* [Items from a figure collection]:
= = =

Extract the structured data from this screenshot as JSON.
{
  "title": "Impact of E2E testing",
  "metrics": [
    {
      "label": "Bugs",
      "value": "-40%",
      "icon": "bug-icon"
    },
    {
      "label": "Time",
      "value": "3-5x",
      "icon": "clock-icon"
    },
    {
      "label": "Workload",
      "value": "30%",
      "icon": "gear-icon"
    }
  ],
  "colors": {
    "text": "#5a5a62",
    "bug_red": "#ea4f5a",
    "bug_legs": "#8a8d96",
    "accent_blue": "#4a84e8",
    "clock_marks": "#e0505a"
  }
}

= = =

Extract the entries above verbatim.

Extract the structured data from this screenshot as JSON.
{
  "title": "Impact of E2E testing",
  "metrics": [
    {
      "label": "Bugs",
      "value": "-40%",
      "icon": "bug-icon"
    },
    {
      "label": "Time",
      "value": "3-5x",
      "icon": "clock-icon"
    },
    {
      "label": "Workload",
      "value": "30%",
      "icon": "gear-icon"
    }
  ],
  "colors": {
    "text": "#5a5a62",
    "bug_red": "#ea4f5a",
    "bug_legs": "#8a8d96",
    "accent_blue": "#4a84e8",
    "clock_marks": "#e0505a"
  }
}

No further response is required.